EXERCISE AIM:
Copy each line in the data that includes the word "takes".
>> start
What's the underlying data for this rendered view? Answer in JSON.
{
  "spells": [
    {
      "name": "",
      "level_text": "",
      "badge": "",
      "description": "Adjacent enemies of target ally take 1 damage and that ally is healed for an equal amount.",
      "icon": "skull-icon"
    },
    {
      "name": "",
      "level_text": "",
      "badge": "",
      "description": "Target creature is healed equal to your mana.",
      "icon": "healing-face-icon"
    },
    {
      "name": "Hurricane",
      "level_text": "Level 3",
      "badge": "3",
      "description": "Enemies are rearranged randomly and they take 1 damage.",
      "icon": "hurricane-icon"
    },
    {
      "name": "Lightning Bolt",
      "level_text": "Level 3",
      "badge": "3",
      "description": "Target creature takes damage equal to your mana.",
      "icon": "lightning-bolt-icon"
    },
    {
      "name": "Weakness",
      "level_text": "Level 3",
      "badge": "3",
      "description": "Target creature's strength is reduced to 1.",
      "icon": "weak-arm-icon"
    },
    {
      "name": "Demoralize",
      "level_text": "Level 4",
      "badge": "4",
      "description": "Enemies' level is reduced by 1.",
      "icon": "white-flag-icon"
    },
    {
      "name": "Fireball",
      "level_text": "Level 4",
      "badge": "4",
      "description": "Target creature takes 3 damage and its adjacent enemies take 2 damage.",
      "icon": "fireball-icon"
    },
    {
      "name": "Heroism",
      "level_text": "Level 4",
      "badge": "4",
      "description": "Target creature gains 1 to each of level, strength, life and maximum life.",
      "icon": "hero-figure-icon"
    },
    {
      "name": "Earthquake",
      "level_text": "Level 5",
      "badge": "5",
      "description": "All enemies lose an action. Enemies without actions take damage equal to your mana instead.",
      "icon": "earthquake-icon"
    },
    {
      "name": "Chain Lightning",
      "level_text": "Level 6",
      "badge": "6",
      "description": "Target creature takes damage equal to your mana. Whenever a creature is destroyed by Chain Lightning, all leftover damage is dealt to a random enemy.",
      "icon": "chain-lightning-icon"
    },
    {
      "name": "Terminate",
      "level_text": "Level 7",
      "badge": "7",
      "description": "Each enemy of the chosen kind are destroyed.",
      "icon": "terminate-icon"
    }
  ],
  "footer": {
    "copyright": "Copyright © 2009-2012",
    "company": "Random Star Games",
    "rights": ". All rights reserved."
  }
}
>> end
COMPLETED EXERCISE:
      "description": "Target creature takes damage equal to your mana.",
      "description": "Target creature takes 3 damage and its adjacent enemies take 2 damage.",
      "description": "Target creature takes damage equal to your mana. Whenever a creature is destroyed by Chain Lightning, all leftover damage is dealt to a random enemy.",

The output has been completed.